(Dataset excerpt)

[Begin]

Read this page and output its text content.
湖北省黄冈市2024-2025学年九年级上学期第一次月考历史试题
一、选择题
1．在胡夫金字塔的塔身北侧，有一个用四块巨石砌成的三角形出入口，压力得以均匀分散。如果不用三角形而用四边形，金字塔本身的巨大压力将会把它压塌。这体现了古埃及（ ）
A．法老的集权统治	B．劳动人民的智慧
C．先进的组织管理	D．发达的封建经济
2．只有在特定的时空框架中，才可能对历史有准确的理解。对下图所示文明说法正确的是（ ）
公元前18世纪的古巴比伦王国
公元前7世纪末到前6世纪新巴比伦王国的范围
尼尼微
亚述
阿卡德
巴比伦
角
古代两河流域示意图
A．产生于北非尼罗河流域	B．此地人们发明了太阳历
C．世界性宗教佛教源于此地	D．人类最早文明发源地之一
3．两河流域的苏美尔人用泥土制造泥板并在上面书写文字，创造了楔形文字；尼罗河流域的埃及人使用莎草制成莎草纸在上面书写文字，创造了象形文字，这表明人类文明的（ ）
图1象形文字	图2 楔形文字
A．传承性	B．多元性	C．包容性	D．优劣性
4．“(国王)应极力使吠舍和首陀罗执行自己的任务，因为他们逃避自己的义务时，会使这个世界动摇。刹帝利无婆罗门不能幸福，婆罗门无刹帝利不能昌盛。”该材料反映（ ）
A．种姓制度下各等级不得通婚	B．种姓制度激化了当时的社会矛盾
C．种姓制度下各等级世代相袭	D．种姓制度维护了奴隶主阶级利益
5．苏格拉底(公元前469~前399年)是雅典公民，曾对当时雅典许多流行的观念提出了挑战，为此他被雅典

[End]

Each record must be returned exactly as it is written.

Finished exercise
Read this page and output its text content.
湖北省黄冈市2024-2025学年九年级上学期第一次月考历史试题
一、选择题
1．在胡夫金字塔的塔身北侧，有一个用四块巨石砌成的三角形出入口，压力得以均匀分散。如果不用三角形而用四边形，金字塔本身的巨大压力将会把它压塌。这体现了古埃及（ ）
A．法老的集权统治	B．劳动人民的智慧
C．先进的组织管理	D．发达的封建经济
2．只有在特定的时空框架中，才可能对历史有准确的理解。对下图所示文明说法正确的是（ ）
公元前18世纪的古巴比伦王国
公元前7世纪末到前6世纪新巴比伦王国的范围
尼尼微
亚述
阿卡德
巴比伦
角
古代两河流域示意图
A．产生于北非尼罗河流域	B．此地人们发明了太阳历
C．世界性宗教佛教源于此地	D．人类最早文明发源地之一
3．两河流域的苏美尔人用泥土制造泥板并在上面书写文字，创造了楔形文字；尼罗河流域的埃及人使用莎草制成莎草纸在上面书写文字，创造了象形文字，这表明人类文明的（ ）
图1象形文字	图2 楔形文字
A．传承性	B．多元性	C．包容性	D．优劣性
4．“(国王)应极力使吠舍和首陀罗执行自己的任务，因为他们逃避自己的义务时，会使这个世界动摇。刹帝利无婆罗门不能幸福，婆罗门无刹帝利不能昌盛。”该材料反映（ ）
A．种姓制度下各等级不得通婚	B．种姓制度激化了当时的社会矛盾
C．种姓制度下各等级世代相袭	D．种姓制度维护了奴隶主阶级利益
5．苏格拉底(公元前469~前399年)是雅典公民，曾对当时雅典许多流行的观念提出了挑战，为此他被雅典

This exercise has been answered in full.